§ INSTRUCTIONS TO FOLLOW:
Pull out every line below that holds the word "Global".
## start SUPPLIED DATA
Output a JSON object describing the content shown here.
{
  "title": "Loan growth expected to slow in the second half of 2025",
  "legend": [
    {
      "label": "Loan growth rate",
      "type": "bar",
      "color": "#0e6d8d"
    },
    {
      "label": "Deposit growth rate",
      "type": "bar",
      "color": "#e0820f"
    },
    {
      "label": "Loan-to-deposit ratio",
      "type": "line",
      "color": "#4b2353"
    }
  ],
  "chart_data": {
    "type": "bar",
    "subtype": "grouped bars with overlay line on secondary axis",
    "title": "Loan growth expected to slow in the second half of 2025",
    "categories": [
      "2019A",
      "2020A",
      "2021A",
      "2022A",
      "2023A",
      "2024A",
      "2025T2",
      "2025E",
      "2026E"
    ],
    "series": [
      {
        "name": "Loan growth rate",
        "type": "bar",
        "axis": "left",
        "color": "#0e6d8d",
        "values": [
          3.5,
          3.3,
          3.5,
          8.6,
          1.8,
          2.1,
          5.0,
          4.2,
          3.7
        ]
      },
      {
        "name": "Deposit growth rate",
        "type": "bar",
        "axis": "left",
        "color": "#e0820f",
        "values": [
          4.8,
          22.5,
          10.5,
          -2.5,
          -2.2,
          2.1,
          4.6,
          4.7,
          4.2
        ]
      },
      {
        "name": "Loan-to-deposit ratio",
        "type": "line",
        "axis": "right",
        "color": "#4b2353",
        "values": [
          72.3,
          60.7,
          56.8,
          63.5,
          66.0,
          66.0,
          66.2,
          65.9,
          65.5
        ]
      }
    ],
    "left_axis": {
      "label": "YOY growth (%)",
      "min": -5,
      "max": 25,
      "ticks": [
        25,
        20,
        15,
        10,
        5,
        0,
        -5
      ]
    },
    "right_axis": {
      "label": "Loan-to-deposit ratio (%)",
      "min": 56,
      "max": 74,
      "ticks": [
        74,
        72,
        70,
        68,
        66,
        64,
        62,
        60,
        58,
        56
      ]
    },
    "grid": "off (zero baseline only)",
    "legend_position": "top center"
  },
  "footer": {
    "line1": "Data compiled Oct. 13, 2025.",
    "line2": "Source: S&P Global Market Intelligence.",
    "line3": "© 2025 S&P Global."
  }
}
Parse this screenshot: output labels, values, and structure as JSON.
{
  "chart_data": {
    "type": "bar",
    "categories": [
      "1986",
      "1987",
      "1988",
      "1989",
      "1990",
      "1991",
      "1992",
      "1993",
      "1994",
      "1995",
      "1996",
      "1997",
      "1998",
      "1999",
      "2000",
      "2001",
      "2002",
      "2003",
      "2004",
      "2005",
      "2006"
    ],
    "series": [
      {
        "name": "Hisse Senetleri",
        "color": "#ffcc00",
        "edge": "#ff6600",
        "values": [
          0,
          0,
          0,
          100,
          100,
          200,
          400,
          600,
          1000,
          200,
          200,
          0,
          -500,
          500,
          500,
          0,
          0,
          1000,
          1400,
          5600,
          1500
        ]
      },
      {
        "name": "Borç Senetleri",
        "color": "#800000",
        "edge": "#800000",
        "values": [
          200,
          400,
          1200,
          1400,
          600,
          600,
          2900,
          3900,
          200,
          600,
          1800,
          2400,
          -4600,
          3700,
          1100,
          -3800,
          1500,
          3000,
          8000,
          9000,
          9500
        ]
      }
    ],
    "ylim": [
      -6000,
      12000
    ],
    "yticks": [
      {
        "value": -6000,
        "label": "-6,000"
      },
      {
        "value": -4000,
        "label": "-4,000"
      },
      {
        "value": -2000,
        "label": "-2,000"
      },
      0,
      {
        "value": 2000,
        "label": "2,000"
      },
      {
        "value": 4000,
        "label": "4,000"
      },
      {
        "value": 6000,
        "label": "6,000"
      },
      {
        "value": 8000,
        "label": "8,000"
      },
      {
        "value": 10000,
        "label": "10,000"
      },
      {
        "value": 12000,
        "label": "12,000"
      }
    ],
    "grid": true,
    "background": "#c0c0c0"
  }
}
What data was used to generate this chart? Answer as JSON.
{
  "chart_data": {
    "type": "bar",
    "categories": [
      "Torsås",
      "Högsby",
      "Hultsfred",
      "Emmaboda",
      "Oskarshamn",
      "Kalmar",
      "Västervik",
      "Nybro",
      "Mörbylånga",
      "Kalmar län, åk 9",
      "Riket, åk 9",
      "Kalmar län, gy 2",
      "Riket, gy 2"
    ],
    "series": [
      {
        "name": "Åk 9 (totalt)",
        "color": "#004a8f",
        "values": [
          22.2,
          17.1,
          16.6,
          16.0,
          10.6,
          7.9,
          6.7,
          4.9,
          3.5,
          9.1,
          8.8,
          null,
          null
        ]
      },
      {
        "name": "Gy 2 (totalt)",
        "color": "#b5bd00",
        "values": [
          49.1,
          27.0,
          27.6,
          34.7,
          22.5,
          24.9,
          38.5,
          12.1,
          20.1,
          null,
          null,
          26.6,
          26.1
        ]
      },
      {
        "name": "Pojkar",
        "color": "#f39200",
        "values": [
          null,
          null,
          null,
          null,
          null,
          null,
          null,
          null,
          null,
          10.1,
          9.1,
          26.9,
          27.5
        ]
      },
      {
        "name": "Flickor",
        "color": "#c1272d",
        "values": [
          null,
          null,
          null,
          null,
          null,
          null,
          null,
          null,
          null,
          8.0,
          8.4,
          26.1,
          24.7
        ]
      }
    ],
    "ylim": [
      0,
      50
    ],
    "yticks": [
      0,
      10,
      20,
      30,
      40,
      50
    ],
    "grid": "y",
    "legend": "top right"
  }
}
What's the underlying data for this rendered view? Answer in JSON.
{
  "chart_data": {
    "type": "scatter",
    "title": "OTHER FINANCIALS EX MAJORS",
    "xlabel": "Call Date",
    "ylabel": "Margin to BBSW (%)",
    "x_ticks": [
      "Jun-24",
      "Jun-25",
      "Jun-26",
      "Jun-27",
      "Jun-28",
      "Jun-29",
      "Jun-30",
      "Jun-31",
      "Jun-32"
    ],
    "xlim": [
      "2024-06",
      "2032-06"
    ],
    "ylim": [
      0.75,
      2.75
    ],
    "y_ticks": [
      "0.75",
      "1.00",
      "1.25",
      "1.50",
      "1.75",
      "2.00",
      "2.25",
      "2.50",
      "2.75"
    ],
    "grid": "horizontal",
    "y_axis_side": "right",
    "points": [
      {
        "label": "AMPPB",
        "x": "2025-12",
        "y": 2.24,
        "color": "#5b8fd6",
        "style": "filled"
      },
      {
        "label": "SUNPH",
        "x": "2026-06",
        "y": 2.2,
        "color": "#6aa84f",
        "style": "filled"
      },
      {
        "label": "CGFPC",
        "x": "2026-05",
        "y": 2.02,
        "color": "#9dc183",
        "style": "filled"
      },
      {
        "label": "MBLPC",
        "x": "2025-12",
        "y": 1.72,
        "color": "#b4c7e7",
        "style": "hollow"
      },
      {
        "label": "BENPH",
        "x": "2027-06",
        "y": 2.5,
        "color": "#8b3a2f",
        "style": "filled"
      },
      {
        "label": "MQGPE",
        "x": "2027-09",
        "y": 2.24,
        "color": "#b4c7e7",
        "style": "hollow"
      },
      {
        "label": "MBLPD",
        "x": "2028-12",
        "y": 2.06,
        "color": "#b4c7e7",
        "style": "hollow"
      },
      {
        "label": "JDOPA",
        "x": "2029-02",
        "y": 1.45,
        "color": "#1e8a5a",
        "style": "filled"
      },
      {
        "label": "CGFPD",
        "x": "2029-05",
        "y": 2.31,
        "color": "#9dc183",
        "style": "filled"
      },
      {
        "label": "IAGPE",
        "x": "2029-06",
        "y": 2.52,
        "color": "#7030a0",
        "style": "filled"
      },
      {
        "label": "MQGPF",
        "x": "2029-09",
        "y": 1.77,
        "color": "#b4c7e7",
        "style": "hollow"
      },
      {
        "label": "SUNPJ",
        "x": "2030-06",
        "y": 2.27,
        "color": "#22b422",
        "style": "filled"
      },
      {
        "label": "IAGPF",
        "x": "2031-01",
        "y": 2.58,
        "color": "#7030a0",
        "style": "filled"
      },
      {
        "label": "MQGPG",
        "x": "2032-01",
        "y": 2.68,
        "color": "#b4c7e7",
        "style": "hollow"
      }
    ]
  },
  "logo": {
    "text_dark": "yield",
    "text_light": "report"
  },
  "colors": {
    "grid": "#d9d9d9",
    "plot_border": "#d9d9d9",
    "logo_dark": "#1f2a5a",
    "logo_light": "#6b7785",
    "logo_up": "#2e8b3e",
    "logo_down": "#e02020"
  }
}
## end SUPPLIED DATA
§ TASK SOLUTION:
    "line2": "Source: S&P Global Market Intelligence.",
    "line3": "© 2025 S&P Global."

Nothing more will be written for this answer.